TASK DIRECTIONS:
Pick out each line containing the string "screenshot".

%%

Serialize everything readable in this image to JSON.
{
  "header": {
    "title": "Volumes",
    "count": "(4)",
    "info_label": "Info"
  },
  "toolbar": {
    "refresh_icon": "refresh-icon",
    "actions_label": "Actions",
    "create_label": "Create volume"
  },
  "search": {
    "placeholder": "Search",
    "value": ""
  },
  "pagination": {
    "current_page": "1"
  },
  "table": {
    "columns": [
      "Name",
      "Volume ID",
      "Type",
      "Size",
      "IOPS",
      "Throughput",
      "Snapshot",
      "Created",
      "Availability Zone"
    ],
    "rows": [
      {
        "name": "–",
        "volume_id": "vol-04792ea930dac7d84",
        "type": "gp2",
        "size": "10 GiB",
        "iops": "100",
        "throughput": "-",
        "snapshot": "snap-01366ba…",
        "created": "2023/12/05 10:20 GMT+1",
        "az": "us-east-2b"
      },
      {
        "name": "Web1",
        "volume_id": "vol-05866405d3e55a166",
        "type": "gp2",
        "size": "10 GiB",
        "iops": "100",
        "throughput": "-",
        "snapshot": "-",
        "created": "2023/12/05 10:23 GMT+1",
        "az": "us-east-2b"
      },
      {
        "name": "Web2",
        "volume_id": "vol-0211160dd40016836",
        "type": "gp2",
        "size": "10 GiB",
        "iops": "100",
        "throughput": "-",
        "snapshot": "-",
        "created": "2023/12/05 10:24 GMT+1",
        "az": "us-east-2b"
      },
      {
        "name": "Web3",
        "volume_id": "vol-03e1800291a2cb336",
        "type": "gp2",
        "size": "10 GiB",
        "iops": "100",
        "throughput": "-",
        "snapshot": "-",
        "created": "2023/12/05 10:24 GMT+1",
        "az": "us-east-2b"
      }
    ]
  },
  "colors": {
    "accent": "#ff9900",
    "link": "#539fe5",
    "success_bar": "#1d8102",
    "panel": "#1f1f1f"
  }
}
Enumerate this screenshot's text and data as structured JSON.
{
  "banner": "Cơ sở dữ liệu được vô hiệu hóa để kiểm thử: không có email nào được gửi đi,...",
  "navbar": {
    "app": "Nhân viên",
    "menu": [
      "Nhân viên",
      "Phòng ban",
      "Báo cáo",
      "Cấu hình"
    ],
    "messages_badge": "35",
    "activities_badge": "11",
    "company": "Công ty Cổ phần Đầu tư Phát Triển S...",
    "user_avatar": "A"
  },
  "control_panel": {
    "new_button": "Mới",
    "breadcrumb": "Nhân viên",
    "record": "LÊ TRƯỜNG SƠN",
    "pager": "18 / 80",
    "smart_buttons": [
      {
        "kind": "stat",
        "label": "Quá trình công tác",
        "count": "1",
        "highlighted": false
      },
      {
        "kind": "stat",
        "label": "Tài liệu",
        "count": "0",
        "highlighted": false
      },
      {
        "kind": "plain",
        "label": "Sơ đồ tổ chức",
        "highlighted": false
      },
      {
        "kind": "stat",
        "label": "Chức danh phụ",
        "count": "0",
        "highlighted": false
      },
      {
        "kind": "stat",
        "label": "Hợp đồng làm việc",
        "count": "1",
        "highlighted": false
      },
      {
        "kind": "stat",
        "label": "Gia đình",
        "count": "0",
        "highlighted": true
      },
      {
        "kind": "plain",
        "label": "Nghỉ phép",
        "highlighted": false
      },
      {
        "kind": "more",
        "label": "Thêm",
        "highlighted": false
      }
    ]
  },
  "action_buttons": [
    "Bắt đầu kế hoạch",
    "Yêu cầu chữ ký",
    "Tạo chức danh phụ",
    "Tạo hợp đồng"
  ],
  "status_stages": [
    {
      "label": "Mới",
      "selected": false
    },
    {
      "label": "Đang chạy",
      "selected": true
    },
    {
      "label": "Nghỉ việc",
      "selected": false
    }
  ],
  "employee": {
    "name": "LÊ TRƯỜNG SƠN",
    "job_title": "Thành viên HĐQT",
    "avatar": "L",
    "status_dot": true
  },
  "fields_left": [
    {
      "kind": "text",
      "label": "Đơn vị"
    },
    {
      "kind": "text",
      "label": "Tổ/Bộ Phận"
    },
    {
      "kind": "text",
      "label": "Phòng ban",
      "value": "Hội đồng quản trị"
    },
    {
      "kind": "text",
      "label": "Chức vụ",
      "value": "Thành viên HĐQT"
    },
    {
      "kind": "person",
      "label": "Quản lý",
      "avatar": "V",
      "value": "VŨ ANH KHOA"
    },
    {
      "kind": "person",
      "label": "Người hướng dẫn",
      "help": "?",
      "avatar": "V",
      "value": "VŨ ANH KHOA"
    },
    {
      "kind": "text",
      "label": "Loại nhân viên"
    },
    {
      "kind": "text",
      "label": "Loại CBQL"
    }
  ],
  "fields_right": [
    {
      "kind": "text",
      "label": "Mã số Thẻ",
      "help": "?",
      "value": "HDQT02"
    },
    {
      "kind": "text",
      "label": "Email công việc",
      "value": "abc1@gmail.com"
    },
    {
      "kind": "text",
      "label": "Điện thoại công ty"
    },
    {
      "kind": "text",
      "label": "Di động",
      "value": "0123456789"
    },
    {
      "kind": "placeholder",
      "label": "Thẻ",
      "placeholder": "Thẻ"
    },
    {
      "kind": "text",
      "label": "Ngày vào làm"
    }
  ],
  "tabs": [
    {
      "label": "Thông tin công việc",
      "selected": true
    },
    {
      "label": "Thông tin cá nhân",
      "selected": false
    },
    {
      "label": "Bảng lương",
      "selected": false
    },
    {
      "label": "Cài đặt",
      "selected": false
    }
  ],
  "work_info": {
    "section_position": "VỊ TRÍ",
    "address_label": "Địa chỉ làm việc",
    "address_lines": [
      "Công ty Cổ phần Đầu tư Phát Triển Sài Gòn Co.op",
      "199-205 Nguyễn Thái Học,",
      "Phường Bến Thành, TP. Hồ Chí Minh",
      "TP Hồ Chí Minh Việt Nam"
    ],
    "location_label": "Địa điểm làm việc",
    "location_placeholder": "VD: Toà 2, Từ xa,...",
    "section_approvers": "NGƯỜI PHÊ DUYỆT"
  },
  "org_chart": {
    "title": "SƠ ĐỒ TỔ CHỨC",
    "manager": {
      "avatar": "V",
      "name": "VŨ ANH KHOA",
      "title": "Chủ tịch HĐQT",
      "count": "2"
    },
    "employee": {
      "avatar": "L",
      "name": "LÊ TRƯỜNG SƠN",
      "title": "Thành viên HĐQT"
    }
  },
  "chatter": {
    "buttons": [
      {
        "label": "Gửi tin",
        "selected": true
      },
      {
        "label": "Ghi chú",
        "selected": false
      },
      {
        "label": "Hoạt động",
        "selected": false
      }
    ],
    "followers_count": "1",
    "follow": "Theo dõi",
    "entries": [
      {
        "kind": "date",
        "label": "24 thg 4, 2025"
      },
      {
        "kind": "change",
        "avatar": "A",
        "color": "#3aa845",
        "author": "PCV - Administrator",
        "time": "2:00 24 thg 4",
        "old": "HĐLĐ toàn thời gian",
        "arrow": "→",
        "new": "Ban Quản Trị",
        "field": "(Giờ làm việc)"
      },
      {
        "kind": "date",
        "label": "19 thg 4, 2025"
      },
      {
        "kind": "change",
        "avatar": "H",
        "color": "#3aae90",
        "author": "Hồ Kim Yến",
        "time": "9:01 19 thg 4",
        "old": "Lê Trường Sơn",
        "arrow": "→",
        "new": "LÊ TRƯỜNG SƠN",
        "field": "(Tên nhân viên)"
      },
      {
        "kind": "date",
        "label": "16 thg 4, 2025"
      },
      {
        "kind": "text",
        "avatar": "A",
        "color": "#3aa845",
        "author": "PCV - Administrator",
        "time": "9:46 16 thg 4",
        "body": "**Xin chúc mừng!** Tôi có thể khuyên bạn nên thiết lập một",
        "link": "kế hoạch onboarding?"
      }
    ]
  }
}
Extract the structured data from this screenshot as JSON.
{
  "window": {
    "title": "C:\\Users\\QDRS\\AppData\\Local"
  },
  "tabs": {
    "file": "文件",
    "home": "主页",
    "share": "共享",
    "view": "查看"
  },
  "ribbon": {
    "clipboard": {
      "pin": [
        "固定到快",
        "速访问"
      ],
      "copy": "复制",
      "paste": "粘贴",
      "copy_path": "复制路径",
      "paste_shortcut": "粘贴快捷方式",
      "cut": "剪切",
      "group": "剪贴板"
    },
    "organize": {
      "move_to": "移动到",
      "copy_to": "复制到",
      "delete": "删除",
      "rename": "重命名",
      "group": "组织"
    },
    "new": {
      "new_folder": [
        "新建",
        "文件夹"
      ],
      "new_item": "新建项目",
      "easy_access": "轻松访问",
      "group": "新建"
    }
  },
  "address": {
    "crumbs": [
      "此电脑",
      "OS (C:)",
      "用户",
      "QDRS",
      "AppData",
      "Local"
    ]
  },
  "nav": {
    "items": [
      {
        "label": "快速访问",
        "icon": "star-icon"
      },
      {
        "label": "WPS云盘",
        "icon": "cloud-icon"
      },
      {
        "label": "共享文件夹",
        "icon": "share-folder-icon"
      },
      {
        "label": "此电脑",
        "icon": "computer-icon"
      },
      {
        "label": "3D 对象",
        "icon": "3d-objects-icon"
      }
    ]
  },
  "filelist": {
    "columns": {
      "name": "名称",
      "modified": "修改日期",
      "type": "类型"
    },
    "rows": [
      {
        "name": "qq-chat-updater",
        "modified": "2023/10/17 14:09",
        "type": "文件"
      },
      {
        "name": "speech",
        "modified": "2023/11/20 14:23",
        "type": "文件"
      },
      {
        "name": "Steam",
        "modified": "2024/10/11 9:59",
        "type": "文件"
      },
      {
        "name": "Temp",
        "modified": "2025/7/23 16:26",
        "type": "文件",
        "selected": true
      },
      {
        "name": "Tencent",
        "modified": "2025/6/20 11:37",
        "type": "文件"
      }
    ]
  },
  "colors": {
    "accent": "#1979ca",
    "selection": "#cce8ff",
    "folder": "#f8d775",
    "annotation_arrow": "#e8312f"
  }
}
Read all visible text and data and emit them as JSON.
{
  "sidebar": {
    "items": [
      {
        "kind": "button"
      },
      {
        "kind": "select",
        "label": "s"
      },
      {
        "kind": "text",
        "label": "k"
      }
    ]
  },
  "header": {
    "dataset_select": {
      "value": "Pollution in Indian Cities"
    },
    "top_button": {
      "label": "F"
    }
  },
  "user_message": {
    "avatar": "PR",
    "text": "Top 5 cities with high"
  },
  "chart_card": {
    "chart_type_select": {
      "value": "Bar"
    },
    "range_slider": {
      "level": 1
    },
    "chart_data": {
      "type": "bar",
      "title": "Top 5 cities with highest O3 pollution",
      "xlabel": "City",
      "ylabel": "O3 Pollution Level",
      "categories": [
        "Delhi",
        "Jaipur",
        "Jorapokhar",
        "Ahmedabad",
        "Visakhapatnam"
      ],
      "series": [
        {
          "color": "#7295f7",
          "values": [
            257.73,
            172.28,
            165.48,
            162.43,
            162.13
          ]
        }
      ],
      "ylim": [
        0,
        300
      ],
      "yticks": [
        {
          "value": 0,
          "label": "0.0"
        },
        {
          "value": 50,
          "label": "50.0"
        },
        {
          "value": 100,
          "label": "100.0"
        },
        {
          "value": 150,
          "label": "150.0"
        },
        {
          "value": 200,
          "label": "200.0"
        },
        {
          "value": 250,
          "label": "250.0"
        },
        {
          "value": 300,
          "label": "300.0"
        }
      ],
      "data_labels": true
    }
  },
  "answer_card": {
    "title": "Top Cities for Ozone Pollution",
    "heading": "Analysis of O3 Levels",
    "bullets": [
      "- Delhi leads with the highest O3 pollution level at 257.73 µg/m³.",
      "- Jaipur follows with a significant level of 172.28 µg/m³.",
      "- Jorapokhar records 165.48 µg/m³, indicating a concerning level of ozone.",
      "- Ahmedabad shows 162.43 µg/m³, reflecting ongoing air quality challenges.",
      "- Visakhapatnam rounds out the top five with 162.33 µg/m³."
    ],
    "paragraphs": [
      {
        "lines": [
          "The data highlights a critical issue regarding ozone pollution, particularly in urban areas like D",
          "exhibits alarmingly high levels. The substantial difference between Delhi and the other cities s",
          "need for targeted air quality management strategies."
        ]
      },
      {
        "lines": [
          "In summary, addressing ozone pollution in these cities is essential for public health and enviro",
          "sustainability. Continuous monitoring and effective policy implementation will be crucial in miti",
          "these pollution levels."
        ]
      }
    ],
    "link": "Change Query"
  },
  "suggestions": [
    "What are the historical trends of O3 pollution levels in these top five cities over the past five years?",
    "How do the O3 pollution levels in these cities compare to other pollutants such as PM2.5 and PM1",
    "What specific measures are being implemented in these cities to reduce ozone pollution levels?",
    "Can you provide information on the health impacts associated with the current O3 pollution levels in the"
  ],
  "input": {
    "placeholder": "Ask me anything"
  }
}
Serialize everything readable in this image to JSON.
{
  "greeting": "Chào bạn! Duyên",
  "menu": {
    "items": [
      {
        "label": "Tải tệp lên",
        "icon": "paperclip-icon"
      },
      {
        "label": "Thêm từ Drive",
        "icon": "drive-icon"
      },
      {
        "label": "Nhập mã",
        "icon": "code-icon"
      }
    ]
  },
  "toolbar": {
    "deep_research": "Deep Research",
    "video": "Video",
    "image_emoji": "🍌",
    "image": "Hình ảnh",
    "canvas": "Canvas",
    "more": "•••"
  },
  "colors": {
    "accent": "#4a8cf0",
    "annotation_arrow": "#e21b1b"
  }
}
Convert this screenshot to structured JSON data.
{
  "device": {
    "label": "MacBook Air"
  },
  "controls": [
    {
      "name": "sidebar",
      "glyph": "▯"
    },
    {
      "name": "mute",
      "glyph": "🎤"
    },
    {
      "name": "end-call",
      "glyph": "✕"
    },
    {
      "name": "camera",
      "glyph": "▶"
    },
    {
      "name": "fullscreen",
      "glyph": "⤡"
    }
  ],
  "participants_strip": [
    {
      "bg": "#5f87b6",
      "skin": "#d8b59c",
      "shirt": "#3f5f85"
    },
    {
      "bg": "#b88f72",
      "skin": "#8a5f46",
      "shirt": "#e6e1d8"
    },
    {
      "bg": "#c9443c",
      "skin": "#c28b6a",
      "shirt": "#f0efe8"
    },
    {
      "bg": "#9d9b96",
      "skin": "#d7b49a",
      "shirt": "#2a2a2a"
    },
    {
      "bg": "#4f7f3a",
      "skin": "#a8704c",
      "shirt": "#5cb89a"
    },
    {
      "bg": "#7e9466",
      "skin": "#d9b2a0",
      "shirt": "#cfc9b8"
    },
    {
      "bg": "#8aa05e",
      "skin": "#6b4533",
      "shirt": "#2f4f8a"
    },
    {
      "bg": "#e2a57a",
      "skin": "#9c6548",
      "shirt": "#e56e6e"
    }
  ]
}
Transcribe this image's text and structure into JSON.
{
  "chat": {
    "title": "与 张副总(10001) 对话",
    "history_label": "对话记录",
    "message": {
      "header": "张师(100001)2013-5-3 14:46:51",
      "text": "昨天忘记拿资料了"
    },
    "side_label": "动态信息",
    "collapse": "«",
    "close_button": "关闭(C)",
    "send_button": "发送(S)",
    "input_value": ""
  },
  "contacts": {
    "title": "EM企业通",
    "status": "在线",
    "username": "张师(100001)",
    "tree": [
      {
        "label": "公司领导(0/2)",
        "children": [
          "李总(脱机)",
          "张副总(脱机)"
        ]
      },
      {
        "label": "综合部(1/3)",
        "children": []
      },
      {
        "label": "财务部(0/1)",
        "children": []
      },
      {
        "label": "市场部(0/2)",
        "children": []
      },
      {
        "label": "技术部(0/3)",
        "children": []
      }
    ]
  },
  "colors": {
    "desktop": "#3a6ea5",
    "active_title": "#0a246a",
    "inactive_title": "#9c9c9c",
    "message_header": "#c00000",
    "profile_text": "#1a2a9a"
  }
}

%%

FINISHED TASK:
Enumerate this screenshot's text and data as structured JSON.
Extract the structured data from this screenshot as JSON.
Convert this screenshot to structured JSON data.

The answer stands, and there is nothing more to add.